Records provided:
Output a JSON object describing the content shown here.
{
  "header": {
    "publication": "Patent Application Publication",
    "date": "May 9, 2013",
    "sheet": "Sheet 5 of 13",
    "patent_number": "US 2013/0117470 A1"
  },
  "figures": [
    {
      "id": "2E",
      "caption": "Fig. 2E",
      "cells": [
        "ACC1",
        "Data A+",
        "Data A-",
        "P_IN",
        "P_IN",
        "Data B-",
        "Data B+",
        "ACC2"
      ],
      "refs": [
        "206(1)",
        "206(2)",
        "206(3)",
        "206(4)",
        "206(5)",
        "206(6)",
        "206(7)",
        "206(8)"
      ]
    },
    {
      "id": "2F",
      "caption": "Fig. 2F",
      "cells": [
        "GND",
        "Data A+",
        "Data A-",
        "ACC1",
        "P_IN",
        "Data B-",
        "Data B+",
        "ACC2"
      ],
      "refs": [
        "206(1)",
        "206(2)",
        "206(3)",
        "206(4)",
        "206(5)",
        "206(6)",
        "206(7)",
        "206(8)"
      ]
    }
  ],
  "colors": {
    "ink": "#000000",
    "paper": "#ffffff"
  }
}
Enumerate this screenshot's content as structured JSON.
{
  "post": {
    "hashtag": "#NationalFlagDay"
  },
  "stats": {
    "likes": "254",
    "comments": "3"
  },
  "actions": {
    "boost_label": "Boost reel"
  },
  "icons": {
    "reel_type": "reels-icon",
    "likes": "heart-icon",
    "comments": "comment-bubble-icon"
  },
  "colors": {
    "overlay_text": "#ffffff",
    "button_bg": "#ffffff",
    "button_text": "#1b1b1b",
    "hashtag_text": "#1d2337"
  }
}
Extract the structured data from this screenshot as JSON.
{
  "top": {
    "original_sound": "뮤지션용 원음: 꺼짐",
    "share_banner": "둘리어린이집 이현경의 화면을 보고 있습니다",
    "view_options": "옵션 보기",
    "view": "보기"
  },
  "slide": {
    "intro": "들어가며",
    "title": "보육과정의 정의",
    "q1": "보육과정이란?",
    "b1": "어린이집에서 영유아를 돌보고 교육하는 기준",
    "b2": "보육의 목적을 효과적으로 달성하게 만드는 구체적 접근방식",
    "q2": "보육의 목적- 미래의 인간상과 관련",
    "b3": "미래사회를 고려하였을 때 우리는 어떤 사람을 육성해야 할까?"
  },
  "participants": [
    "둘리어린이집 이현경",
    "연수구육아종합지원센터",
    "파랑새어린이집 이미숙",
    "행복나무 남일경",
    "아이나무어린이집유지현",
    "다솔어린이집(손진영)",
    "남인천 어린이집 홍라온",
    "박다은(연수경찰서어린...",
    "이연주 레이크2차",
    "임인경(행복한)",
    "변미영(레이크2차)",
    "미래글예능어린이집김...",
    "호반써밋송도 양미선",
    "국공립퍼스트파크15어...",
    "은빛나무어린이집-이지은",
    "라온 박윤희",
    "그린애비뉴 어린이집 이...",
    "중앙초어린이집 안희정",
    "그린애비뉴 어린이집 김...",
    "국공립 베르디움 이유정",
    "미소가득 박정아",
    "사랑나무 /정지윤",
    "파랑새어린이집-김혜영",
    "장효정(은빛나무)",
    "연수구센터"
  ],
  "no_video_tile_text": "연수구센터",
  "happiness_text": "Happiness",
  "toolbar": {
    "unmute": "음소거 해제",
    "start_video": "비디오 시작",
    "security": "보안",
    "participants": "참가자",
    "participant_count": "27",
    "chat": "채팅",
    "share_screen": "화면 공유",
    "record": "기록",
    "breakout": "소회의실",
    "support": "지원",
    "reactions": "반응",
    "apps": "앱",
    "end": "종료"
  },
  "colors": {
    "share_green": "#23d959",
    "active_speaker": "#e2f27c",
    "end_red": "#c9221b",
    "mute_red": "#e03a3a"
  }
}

Aim: Quote the data above in full, changing nothing.

Answer:
Output a JSON object describing the content shown here.
{
  "header": {
    "publication": "Patent Application Publication",
    "date": "May 9, 2013",
    "sheet": "Sheet 5 of 13",
    "patent_number": "US 2013/0117470 A1"
  },
  "figures": [
    {
      "id": "2E",
      "caption": "Fig. 2E",
      "cells": [
        "ACC1",
        "Data A+",
        "Data A-",
        "P_IN",
        "P_IN",
        "Data B-",
        "Data B+",
        "ACC2"
      ],
      "refs": [
        "206(1)",
        "206(2)",
        "206(3)",
        "206(4)",
        "206(5)",
        "206(6)",
        "206(7)",
        "206(8)"
      ]
    },
    {
      "id": "2F",
      "caption": "Fig. 2F",
      "cells": [
        "GND",
        "Data A+",
        "Data A-",
        "ACC1",
        "P_IN",
        "Data B-",
        "Data B+",
        "ACC2"
      ],
      "refs": [
        "206(1)",
        "206(2)",
        "206(3)",
        "206(4)",
        "206(5)",
        "206(6)",
        "206(7)",
        "206(8)"
      ]
    }
  ],
  "colors": {
    "ink": "#000000",
    "paper": "#ffffff"
  }
}
Enumerate this screenshot's content as structured JSON.
{
  "post": {
    "hashtag": "#NationalFlagDay"
  },
  "stats": {
    "likes": "254",
    "comments": "3"
  },
  "actions": {
    "boost_label": "Boost reel"
  },
  "icons": {
    "reel_type": "reels-icon",
    "likes": "heart-icon",
    "comments": "comment-bubble-icon"
  },
  "colors": {
    "overlay_text": "#ffffff",
    "button_bg": "#ffffff",
    "button_text": "#1b1b1b",
    "hashtag_text": "#1d2337"
  }
}
Extract the structured data from this screenshot as JSON.
{
  "top": {
    "original_sound": "뮤지션용 원음: 꺼짐",
    "share_banner": "둘리어린이집 이현경의 화면을 보고 있습니다",
    "view_options": "옵션 보기",
    "view": "보기"
  },
  "slide": {
    "intro": "들어가며",
    "title": "보육과정의 정의",
    "q1": "보육과정이란?",
    "b1": "어린이집에서 영유아를 돌보고 교육하는 기준",
    "b2": "보육의 목적을 효과적으로 달성하게 만드는 구체적 접근방식",
    "q2": "보육의 목적- 미래의 인간상과 관련",
    "b3": "미래사회를 고려하였을 때 우리는 어떤 사람을 육성해야 할까?"
  },
  "participants": [
    "둘리어린이집 이현경",
    "연수구육아종합지원센터",
    "파랑새어린이집 이미숙",
    "행복나무 남일경",
    "아이나무어린이집유지현",
    "다솔어린이집(손진영)",
    "남인천 어린이집 홍라온",
    "박다은(연수경찰서어린...",
    "이연주 레이크2차",
    "임인경(행복한)",
    "변미영(레이크2차)",
    "미래글예능어린이집김...",
    "호반써밋송도 양미선",
    "국공립퍼스트파크15어...",
    "은빛나무어린이집-이지은",
    "라온 박윤희",
    "그린애비뉴 어린이집 이...",
    "중앙초어린이집 안희정",
    "그린애비뉴 어린이집 김...",
    "국공립 베르디움 이유정",
    "미소가득 박정아",
    "사랑나무 /정지윤",
    "파랑새어린이집-김혜영",
    "장효정(은빛나무)",
    "연수구센터"
  ],
  "no_video_tile_text": "연수구센터",
  "happiness_text": "Happiness",
  "toolbar": {
    "unmute": "음소거 해제",
    "start_video": "비디오 시작",
    "security": "보안",
    "participants": "참가자",
    "participant_count": "27",
    "chat": "채팅",
    "share_screen": "화면 공유",
    "record": "기록",
    "breakout": "소회의실",
    "support": "지원",
    "reactions": "반응",
    "apps": "앱",
    "end": "종료"
  },
  "colors": {
    "share_green": "#23d959",
    "active_speaker": "#e2f27c",
    "end_red": "#c9221b",
    "mute_red": "#e03a3a"
  }
}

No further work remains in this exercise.